▶ [WHAT THE TASK ASKS]: Every line that holds "Utiliser" should be shown.

[Collected data]

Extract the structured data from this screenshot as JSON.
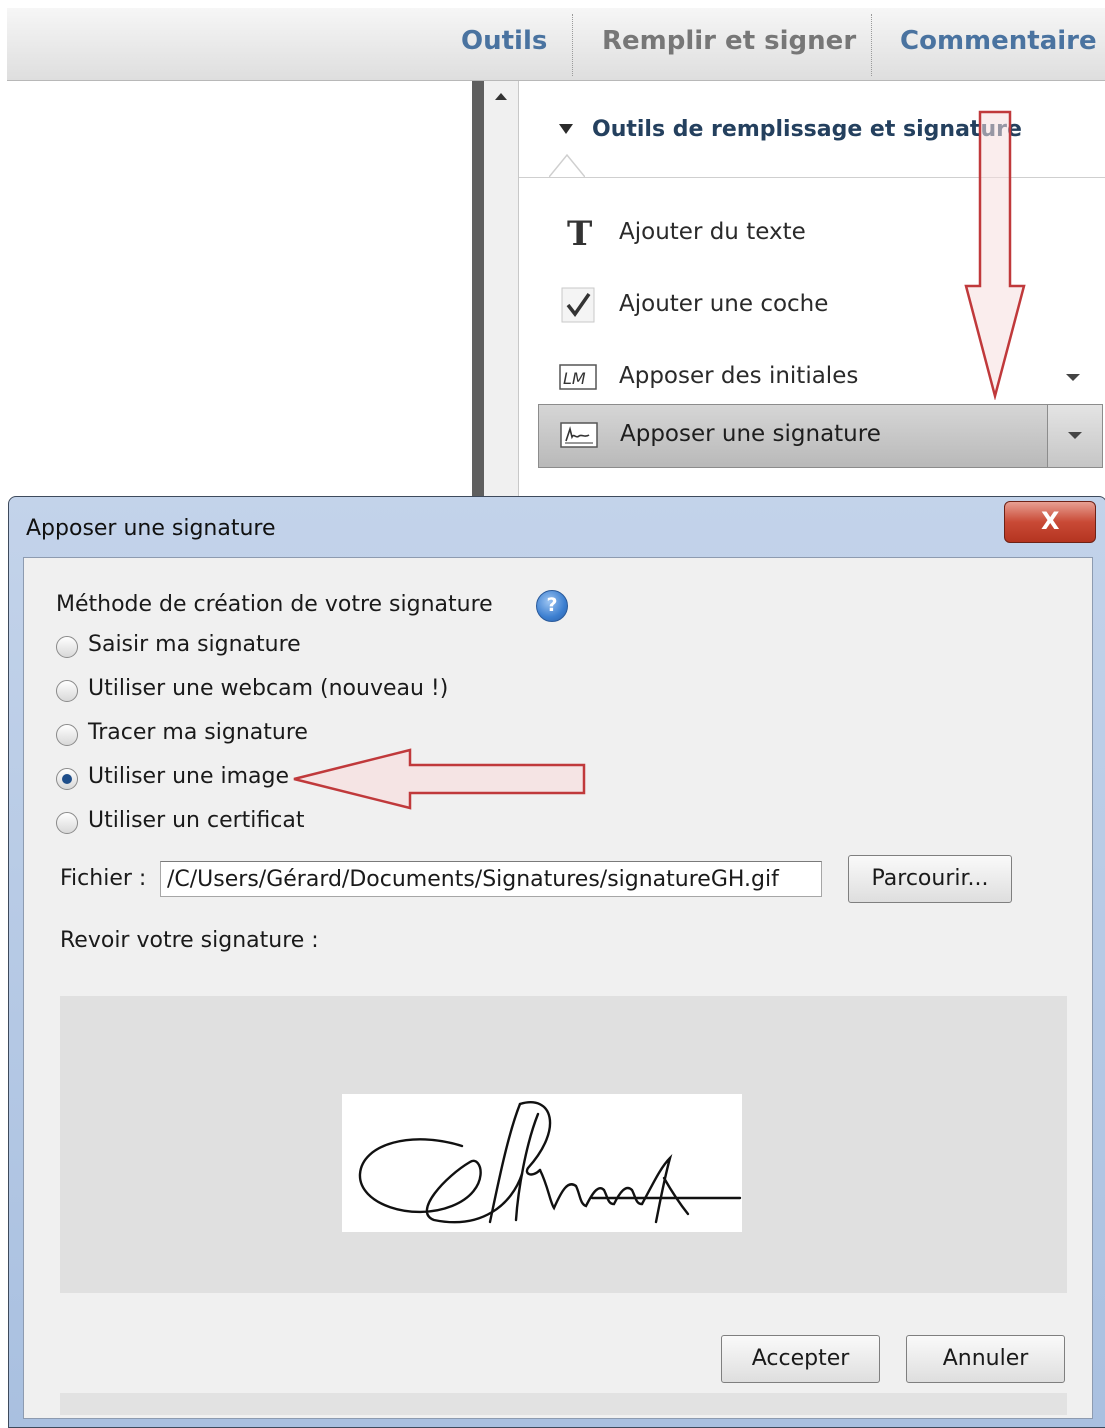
{
  "toolbar": {
    "tabs": [
      {
        "label": "Outils",
        "color": "#4a73a0"
      },
      {
        "label": "Remplir et signer",
        "color": "#777777"
      },
      {
        "label": "Commentaire",
        "color": "#4a73a0"
      }
    ]
  },
  "panel": {
    "section_title": "Outils de remplissage et signature",
    "tools": [
      {
        "label": "Ajouter du texte",
        "icon": "text-T-icon"
      },
      {
        "label": "Ajouter une coche",
        "icon": "checkmark-icon"
      },
      {
        "label": "Apposer des initiales",
        "icon": "initials-icon",
        "initials": "LM"
      },
      {
        "label": "Apposer une signature",
        "icon": "signature-pen-icon",
        "selected": true
      }
    ]
  },
  "dialog": {
    "title": "Apposer une signature",
    "close_glyph": "X",
    "method_label": "Méthode de création de votre signature",
    "help_glyph": "?",
    "options": [
      {
        "label": "Saisir ma signature",
        "selected": false
      },
      {
        "label": "Utiliser une webcam (nouveau !)",
        "selected": false
      },
      {
        "label": "Tracer ma signature",
        "selected": false
      },
      {
        "label": "Utiliser une image",
        "selected": true
      },
      {
        "label": "Utiliser un certificat",
        "selected": false
      }
    ],
    "file_label": "Fichier :",
    "file_value": "/C/Users/Gérard/Documents/Signatures/signatureGH.gif",
    "browse_label": "Parcourir...",
    "review_label": "Revoir votre signature :",
    "accept_label": "Accepter",
    "cancel_label": "Annuler"
  },
  "annotations": {
    "arrow_color": "#c0393b",
    "arrow_fill": "#f2c9c9"
  }
}
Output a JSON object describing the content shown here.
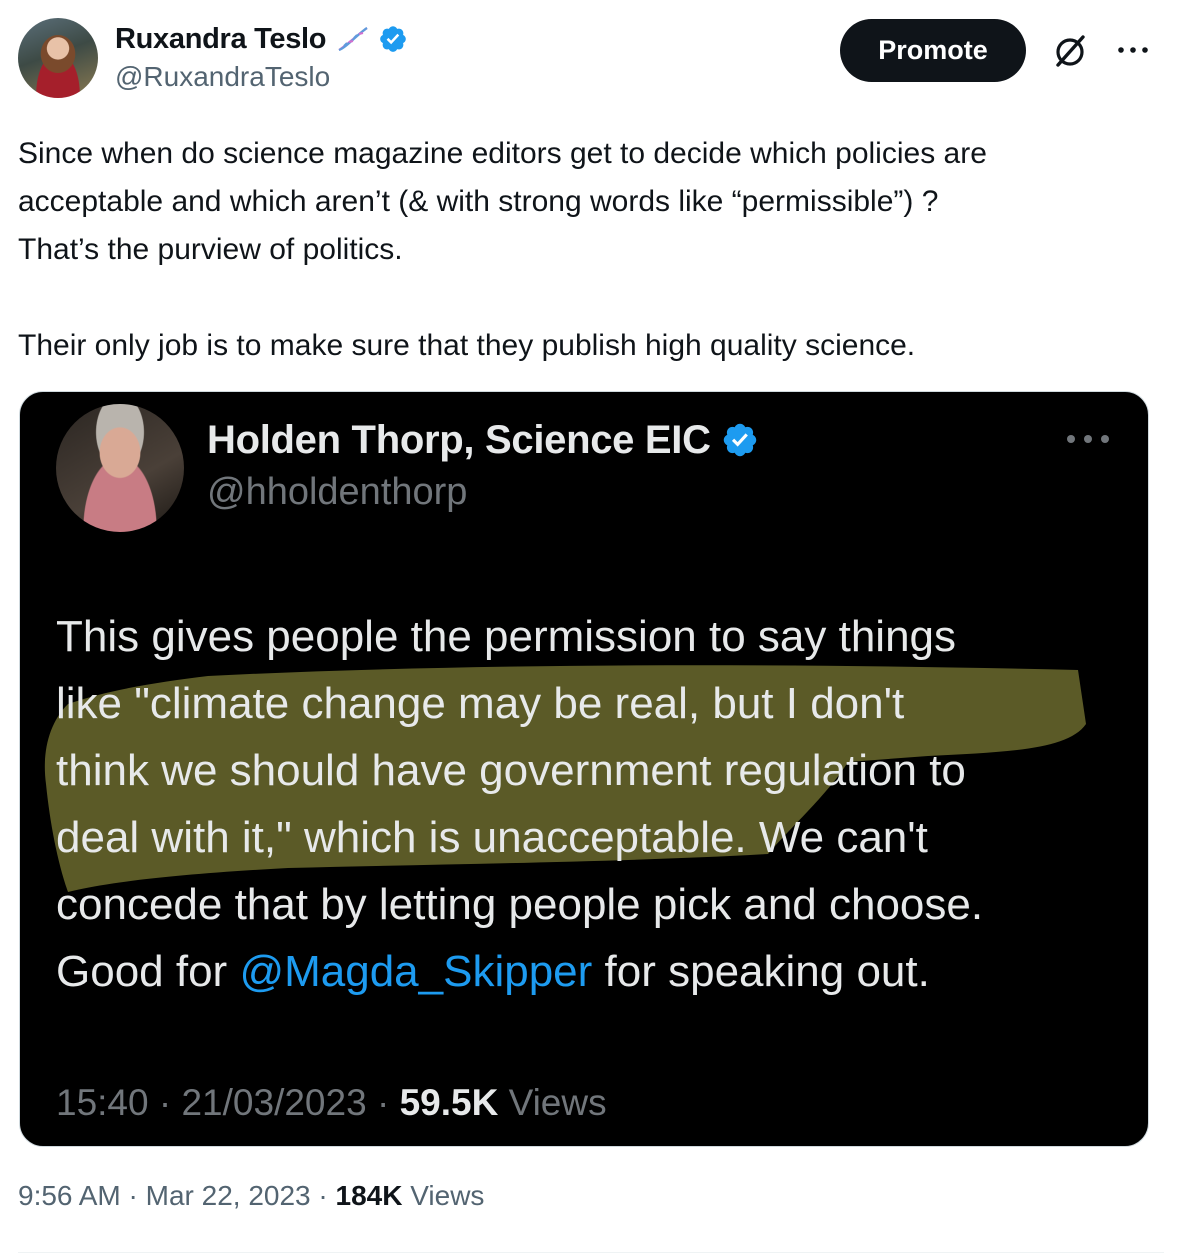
{
  "author": {
    "display_name": "Ruxandra Teslo",
    "handle": "@RuxandraTeslo",
    "badge_emoji_icon": "dna-icon",
    "verified_icon": "verified-badge-icon"
  },
  "header": {
    "promote_label": "Promote",
    "grok_icon": "grok-icon",
    "more_icon": "more-options-icon"
  },
  "tweet": {
    "line1": "Since when do science magazine editors get to decide which policies are",
    "line2": "acceptable and which aren’t (& with strong words like “permissible”) ?",
    "line3": "That’s the purview of politics.",
    "line4": "Their only job is to make sure that they publish high quality science."
  },
  "embedded": {
    "display_name": "Holden Thorp, Science EIC",
    "handle": "@hholdenthorp",
    "lines": [
      "This gives people the permission to say things",
      "like \"climate change may be real, but I don't",
      "think we should have government regulation to",
      "deal with it,\" which is unacceptable.  We can't",
      "concede that by letting people pick and choose."
    ],
    "last_line_prefix": "Good for ",
    "mention": "@Magda_Skipper",
    "last_line_suffix": " for speaking out.",
    "time": "15:40",
    "date": "21/03/2023",
    "views_count": "59.5K",
    "views_label": "Views",
    "highlight_color": "#6b6a2e"
  },
  "meta": {
    "time": "9:56 AM",
    "date": "Mar 22, 2023",
    "views_count": "184K",
    "views_label": "Views"
  },
  "colors": {
    "accent": "#1d9bf0",
    "text_primary": "#0f1419",
    "text_secondary": "#536471"
  }
}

▶ [OUTPUT BELOW]:
        "label": "Utiliser une webcam (nouveau !)",
        "label": "Utiliser une image",
        "label": "Utiliser un certificat",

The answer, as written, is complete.